» WHAT IS EXPECTED
Search the data below for the word "content" and copy each line that holds it.

» STORED ROWS
_ _ _

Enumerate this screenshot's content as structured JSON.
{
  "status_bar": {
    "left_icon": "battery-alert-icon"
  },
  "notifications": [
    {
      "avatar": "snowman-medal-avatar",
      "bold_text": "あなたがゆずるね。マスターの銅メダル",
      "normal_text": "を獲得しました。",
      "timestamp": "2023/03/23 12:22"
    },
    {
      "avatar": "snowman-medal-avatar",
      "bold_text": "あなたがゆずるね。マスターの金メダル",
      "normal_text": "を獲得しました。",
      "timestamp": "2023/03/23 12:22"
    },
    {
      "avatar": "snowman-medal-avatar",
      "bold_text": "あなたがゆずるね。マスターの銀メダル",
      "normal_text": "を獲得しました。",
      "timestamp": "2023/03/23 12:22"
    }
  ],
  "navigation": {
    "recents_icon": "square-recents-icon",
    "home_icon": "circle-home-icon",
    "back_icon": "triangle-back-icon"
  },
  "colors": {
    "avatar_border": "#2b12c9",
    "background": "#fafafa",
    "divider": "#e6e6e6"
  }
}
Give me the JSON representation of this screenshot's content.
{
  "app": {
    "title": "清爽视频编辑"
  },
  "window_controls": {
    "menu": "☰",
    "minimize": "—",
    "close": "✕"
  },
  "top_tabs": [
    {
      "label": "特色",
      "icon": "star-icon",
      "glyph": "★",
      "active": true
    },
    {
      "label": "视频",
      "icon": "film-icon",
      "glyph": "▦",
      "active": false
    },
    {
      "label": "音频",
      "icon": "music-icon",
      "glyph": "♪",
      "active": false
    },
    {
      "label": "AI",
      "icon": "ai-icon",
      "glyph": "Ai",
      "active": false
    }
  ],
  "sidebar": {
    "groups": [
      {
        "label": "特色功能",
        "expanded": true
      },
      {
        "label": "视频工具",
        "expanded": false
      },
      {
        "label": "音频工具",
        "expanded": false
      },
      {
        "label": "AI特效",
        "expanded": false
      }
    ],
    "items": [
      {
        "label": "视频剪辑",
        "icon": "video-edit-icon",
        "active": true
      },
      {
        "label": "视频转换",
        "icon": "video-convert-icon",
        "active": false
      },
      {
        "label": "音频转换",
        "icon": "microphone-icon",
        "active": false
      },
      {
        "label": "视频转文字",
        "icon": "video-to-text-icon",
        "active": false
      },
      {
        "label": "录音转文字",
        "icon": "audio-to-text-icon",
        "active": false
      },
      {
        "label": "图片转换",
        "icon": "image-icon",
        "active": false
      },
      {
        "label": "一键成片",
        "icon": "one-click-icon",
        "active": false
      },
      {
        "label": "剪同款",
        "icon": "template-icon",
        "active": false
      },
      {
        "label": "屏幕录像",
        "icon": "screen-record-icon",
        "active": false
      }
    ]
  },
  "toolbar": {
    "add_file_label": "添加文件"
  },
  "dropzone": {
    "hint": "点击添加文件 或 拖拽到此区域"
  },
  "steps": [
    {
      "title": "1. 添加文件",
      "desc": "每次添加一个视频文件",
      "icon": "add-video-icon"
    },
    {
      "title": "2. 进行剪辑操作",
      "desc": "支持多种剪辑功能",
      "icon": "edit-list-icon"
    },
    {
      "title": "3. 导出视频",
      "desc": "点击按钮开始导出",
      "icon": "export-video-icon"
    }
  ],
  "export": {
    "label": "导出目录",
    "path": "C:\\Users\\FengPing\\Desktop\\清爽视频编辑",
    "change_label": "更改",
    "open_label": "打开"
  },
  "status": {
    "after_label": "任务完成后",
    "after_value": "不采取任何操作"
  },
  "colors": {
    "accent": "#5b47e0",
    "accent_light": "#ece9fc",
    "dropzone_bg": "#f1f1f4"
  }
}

_ _ _

» COMPLETE OUTPUT
Enumerate this screenshot's content as structured JSON.
Give me the JSON representation of this screenshot's content.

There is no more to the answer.